* Problem:
Transcribe all of the material below word for word and leave out its pictures.

* Provided data:
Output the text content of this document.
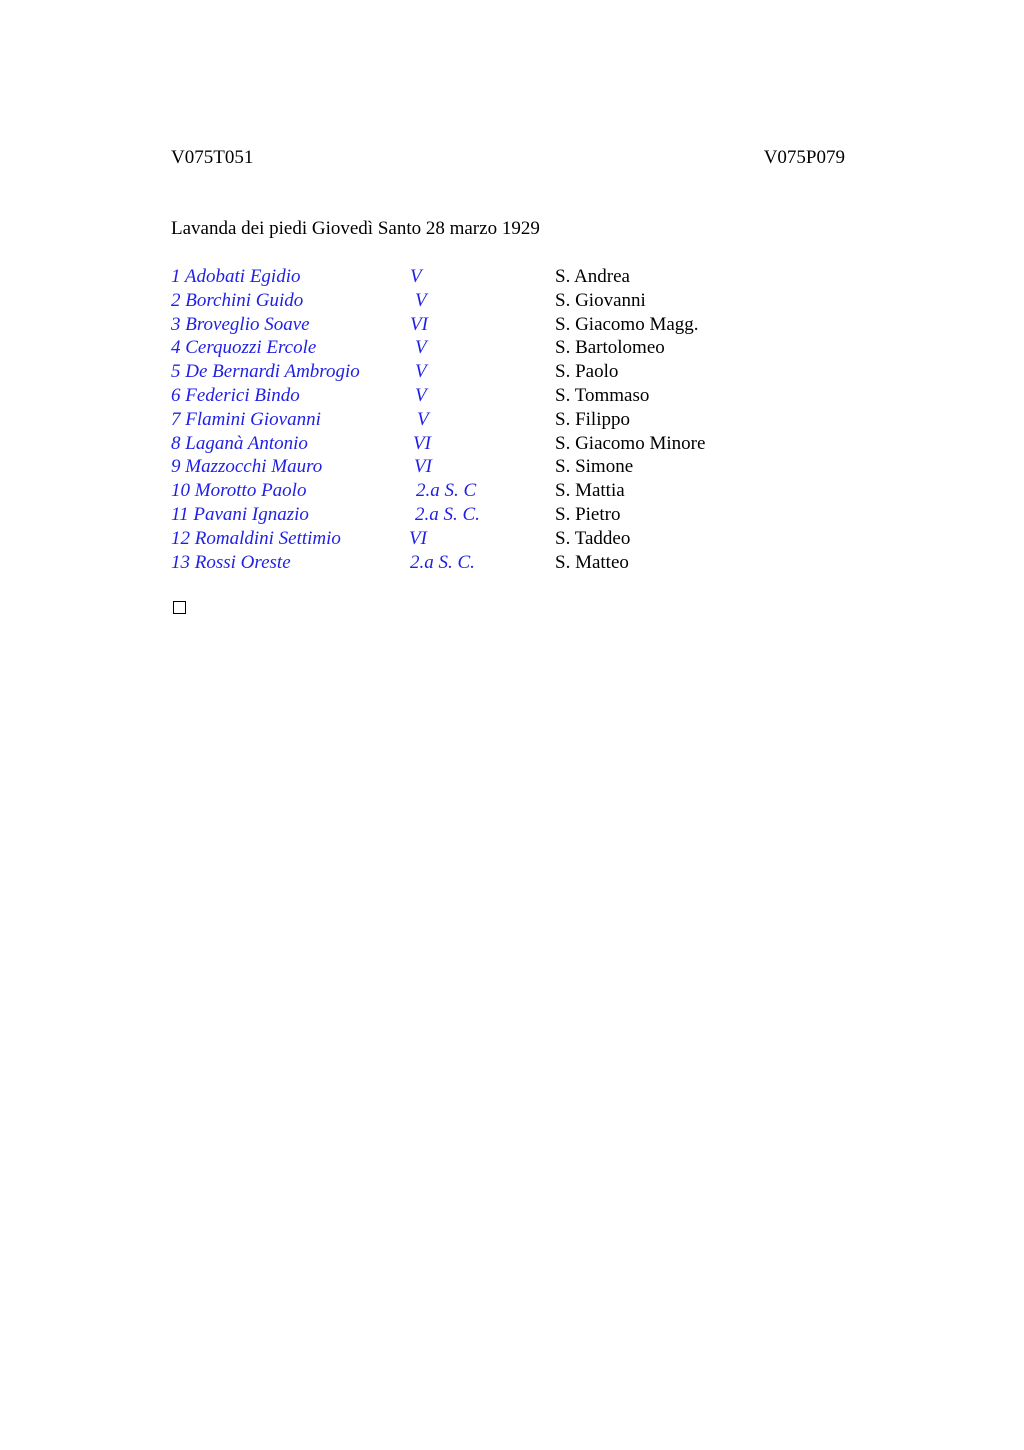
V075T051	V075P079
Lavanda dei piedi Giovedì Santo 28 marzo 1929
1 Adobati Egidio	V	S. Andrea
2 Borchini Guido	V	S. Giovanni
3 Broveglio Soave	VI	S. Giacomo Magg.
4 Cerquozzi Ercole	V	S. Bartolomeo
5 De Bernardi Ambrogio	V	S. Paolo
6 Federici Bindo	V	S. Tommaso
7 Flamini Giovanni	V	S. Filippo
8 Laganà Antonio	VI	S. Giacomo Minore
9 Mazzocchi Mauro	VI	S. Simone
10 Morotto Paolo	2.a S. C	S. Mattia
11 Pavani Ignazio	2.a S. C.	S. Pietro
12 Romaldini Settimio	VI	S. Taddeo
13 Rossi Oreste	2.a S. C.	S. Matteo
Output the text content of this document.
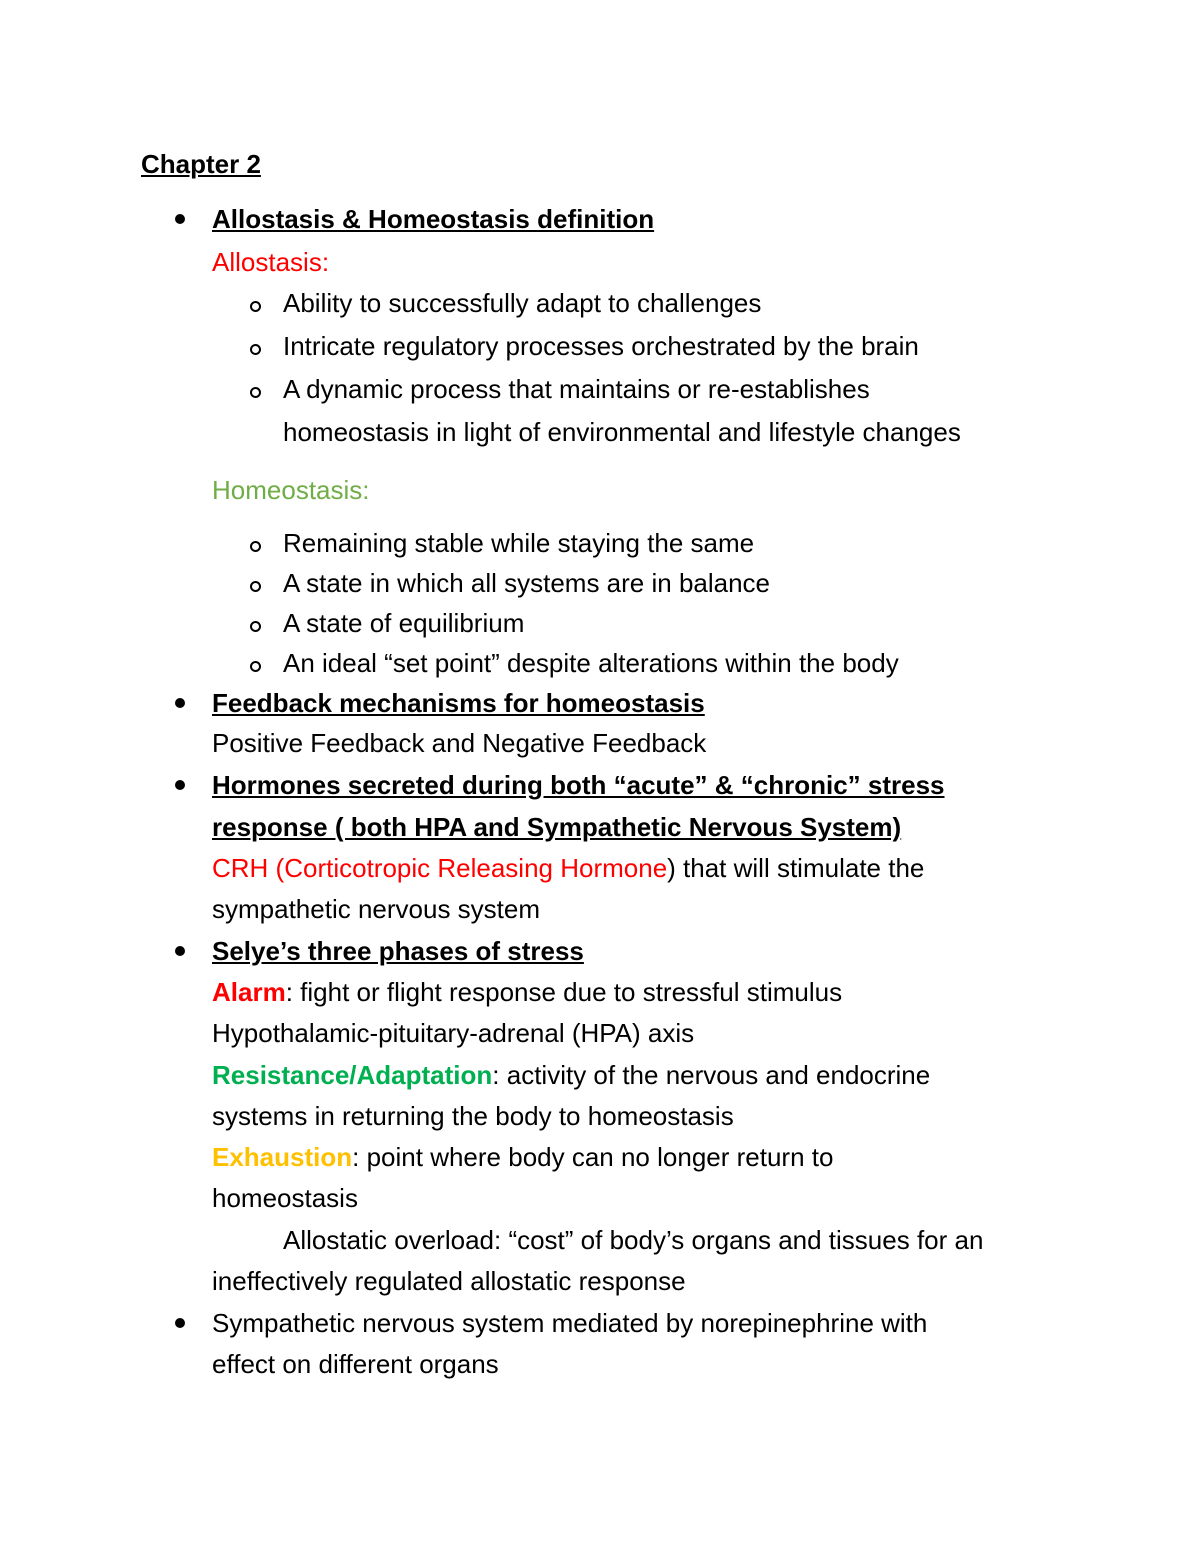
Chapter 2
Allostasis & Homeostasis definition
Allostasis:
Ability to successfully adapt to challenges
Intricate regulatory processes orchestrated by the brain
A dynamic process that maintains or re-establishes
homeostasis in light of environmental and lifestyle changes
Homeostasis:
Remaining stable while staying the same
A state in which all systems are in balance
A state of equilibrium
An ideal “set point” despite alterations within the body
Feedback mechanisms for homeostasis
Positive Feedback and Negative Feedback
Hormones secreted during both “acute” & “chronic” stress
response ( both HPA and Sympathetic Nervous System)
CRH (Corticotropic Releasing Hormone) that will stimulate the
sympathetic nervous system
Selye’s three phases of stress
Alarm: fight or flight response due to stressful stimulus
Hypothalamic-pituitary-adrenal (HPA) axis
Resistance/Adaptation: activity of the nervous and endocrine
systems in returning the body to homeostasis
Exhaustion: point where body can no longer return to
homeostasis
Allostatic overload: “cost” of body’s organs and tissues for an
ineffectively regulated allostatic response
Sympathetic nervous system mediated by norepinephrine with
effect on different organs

* Result below:
Output the text content of this document.
V075T051	V075P079
Lavanda dei piedi Giovedì Santo 28 marzo 1929
1 Adobati Egidio	V	S. Andrea
2 Borchini Guido	V	S. Giovanni
3 Broveglio Soave	VI	S. Giacomo Magg.
4 Cerquozzi Ercole	V	S. Bartolomeo
5 De Bernardi Ambrogio	V	S. Paolo
6 Federici Bindo	V	S. Tommaso
7 Flamini Giovanni	V	S. Filippo
8 Laganà Antonio	VI	S. Giacomo Minore
9 Mazzocchi Mauro	VI	S. Simone
10 Morotto Paolo	2.a S. C	S. Mattia
11 Pavani Ignazio	2.a S. C.	S. Pietro
12 Romaldini Settimio	VI	S. Taddeo
13 Rossi Oreste	2.a S. C.	S. Matteo
Output the text content of this document.
Chapter 2
Allostasis & Homeostasis definition
Allostasis:
Ability to successfully adapt to challenges
Intricate regulatory processes orchestrated by the brain
A dynamic process that maintains or re-establishes
homeostasis in light of environmental and lifestyle changes
Homeostasis:
Remaining stable while staying the same
A state in which all systems are in balance
A state of equilibrium
An ideal “set point” despite alterations within the body
Feedback mechanisms for homeostasis
Positive Feedback and Negative Feedback
Hormones secreted during both “acute” & “chronic” stress
response ( both HPA and Sympathetic Nervous System)
CRH (Corticotropic Releasing Hormone) that will stimulate the
sympathetic nervous system
Selye’s three phases of stress
Alarm: fight or flight response due to stressful stimulus
Hypothalamic-pituitary-adrenal (HPA) axis
Resistance/Adaptation: activity of the nervous and endocrine
systems in returning the body to homeostasis
Exhaustion: point where body can no longer return to
homeostasis
Allostatic overload: “cost” of body’s organs and tissues for an
ineffectively regulated allostatic response
Sympathetic nervous system mediated by norepinephrine with
effect on different organs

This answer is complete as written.